Begin Dataset excerpts

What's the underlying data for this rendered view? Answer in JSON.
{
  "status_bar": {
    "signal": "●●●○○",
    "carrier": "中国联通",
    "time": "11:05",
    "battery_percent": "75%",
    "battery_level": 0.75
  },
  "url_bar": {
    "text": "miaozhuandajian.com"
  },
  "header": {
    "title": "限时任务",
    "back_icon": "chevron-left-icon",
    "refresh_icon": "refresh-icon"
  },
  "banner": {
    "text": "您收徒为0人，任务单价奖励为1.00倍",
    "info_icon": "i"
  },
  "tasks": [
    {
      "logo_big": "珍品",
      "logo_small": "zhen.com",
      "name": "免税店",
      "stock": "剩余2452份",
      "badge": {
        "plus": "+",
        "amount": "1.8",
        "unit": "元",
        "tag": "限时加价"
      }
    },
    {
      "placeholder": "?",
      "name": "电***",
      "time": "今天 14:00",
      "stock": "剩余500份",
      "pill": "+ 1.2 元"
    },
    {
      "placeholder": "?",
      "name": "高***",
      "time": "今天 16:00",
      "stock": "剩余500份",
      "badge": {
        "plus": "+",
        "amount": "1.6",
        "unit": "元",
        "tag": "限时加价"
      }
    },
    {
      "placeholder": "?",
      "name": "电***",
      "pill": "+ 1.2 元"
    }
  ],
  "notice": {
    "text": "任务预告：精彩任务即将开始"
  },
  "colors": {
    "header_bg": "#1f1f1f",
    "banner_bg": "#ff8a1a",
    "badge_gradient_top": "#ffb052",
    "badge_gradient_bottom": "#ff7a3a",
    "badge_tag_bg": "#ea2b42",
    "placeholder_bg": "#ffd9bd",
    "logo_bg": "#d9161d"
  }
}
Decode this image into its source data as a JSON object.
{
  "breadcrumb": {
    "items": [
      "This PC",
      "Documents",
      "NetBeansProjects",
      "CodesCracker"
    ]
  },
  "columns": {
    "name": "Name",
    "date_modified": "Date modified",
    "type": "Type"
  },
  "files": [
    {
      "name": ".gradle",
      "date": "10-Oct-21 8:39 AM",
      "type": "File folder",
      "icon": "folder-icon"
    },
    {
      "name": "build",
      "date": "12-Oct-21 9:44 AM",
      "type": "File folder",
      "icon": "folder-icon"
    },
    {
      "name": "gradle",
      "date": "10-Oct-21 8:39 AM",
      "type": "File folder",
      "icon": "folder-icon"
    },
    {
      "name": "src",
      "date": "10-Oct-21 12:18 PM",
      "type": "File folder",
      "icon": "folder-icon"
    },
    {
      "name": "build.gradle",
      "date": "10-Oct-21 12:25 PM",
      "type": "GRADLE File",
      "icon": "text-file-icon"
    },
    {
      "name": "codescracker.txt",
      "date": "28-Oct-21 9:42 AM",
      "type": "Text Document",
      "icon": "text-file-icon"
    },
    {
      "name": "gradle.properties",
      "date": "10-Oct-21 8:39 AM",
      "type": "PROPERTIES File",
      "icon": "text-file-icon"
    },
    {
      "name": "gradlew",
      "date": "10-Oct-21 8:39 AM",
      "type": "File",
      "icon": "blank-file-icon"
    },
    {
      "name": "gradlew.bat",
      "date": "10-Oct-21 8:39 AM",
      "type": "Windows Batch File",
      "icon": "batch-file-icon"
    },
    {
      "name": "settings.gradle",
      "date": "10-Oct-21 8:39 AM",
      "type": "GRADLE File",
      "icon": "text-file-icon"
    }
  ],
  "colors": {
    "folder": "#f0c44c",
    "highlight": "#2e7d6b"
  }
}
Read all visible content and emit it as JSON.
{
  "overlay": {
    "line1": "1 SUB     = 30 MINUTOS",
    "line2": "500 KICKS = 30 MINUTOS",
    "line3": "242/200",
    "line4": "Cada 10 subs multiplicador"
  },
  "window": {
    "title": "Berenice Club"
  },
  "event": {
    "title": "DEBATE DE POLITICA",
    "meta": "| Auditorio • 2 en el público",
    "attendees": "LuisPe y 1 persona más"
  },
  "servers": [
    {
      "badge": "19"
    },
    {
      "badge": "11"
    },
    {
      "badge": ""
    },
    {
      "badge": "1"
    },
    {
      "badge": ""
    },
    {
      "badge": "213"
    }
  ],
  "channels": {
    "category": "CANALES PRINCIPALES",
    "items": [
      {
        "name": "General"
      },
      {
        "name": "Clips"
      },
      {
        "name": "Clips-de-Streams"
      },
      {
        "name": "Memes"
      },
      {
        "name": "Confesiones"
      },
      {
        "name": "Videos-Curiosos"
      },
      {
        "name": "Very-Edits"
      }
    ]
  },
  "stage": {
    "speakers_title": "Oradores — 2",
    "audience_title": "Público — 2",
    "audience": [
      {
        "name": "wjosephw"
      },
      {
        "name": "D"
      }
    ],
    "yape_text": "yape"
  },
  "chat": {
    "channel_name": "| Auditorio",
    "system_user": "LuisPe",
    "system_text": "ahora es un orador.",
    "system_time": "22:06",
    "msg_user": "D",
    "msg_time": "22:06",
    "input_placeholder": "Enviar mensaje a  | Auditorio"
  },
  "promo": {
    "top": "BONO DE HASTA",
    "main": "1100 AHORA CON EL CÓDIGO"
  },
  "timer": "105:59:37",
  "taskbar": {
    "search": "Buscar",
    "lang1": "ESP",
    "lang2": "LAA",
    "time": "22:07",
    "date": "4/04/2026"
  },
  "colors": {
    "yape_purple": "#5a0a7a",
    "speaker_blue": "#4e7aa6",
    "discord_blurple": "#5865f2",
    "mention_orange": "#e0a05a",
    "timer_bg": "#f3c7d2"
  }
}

End Dataset excerpts

→ To be done:
Give back the whole listing, word for word.

→ Solution to this exercise:
What's the underlying data for this rendered view? Answer in JSON.
{
  "status_bar": {
    "signal": "●●●○○",
    "carrier": "中国联通",
    "time": "11:05",
    "battery_percent": "75%",
    "battery_level": 0.75
  },
  "url_bar": {
    "text": "miaozhuandajian.com"
  },
  "header": {
    "title": "限时任务",
    "back_icon": "chevron-left-icon",
    "refresh_icon": "refresh-icon"
  },
  "banner": {
    "text": "您收徒为0人，任务单价奖励为1.00倍",
    "info_icon": "i"
  },
  "tasks": [
    {
      "logo_big": "珍品",
      "logo_small": "zhen.com",
      "name": "免税店",
      "stock": "剩余2452份",
      "badge": {
        "plus": "+",
        "amount": "1.8",
        "unit": "元",
        "tag": "限时加价"
      }
    },
    {
      "placeholder": "?",
      "name": "电***",
      "time": "今天 14:00",
      "stock": "剩余500份",
      "pill": "+ 1.2 元"
    },
    {
      "placeholder": "?",
      "name": "高***",
      "time": "今天 16:00",
      "stock": "剩余500份",
      "badge": {
        "plus": "+",
        "amount": "1.6",
        "unit": "元",
        "tag": "限时加价"
      }
    },
    {
      "placeholder": "?",
      "name": "电***",
      "pill": "+ 1.2 元"
    }
  ],
  "notice": {
    "text": "任务预告：精彩任务即将开始"
  },
  "colors": {
    "header_bg": "#1f1f1f",
    "banner_bg": "#ff8a1a",
    "badge_gradient_top": "#ffb052",
    "badge_gradient_bottom": "#ff7a3a",
    "badge_tag_bg": "#ea2b42",
    "placeholder_bg": "#ffd9bd",
    "logo_bg": "#d9161d"
  }
}
Decode this image into its source data as a JSON object.
{
  "breadcrumb": {
    "items": [
      "This PC",
      "Documents",
      "NetBeansProjects",
      "CodesCracker"
    ]
  },
  "columns": {
    "name": "Name",
    "date_modified": "Date modified",
    "type": "Type"
  },
  "files": [
    {
      "name": ".gradle",
      "date": "10-Oct-21 8:39 AM",
      "type": "File folder",
      "icon": "folder-icon"
    },
    {
      "name": "build",
      "date": "12-Oct-21 9:44 AM",
      "type": "File folder",
      "icon": "folder-icon"
    },
    {
      "name": "gradle",
      "date": "10-Oct-21 8:39 AM",
      "type": "File folder",
      "icon": "folder-icon"
    },
    {
      "name": "src",
      "date": "10-Oct-21 12:18 PM",
      "type": "File folder",
      "icon": "folder-icon"
    },
    {
      "name": "build.gradle",
      "date": "10-Oct-21 12:25 PM",
      "type": "GRADLE File",
      "icon": "text-file-icon"
    },
    {
      "name": "codescracker.txt",
      "date": "28-Oct-21 9:42 AM",
      "type": "Text Document",
      "icon": "text-file-icon"
    },
    {
      "name": "gradle.properties",
      "date": "10-Oct-21 8:39 AM",
      "type": "PROPERTIES File",
      "icon": "text-file-icon"
    },
    {
      "name": "gradlew",
      "date": "10-Oct-21 8:39 AM",
      "type": "File",
      "icon": "blank-file-icon"
    },
    {
      "name": "gradlew.bat",
      "date": "10-Oct-21 8:39 AM",
      "type": "Windows Batch File",
      "icon": "batch-file-icon"
    },
    {
      "name": "settings.gradle",
      "date": "10-Oct-21 8:39 AM",
      "type": "GRADLE File",
      "icon": "text-file-icon"
    }
  ],
  "colors": {
    "folder": "#f0c44c",
    "highlight": "#2e7d6b"
  }
}
Read all visible content and emit it as JSON.
{
  "overlay": {
    "line1": "1 SUB     = 30 MINUTOS",
    "line2": "500 KICKS = 30 MINUTOS",
    "line3": "242/200",
    "line4": "Cada 10 subs multiplicador"
  },
  "window": {
    "title": "Berenice Club"
  },
  "event": {
    "title": "DEBATE DE POLITICA",
    "meta": "| Auditorio • 2 en el público",
    "attendees": "LuisPe y 1 persona más"
  },
  "servers": [
    {
      "badge": "19"
    },
    {
      "badge": "11"
    },
    {
      "badge": ""
    },
    {
      "badge": "1"
    },
    {
      "badge": ""
    },
    {
      "badge": "213"
    }
  ],
  "channels": {
    "category": "CANALES PRINCIPALES",
    "items": [
      {
        "name": "General"
      },
      {
        "name": "Clips"
      },
      {
        "name": "Clips-de-Streams"
      },
      {
        "name": "Memes"
      },
      {
        "name": "Confesiones"
      },
      {
        "name": "Videos-Curiosos"
      },
      {
        "name": "Very-Edits"
      }
    ]
  },
  "stage": {
    "speakers_title": "Oradores — 2",
    "audience_title": "Público — 2",
    "audience": [
      {
        "name": "wjosephw"
      },
      {
        "name": "D"
      }
    ],
    "yape_text": "yape"
  },
  "chat": {
    "channel_name": "| Auditorio",
    "system_user": "LuisPe",
    "system_text": "ahora es un orador.",
    "system_time": "22:06",
    "msg_user": "D",
    "msg_time": "22:06",
    "input_placeholder": "Enviar mensaje a  | Auditorio"
  },
  "promo": {
    "top": "BONO DE HASTA",
    "main": "1100 AHORA CON EL CÓDIGO"
  },
  "timer": "105:59:37",
  "taskbar": {
    "search": "Buscar",
    "lang1": "ESP",
    "lang2": "LAA",
    "time": "22:07",
    "date": "4/04/2026"
  },
  "colors": {
    "yape_purple": "#5a0a7a",
    "speaker_blue": "#4e7aa6",
    "discord_blurple": "#5865f2",
    "mention_orange": "#e0a05a",
    "timer_bg": "#f3c7d2"
  }
}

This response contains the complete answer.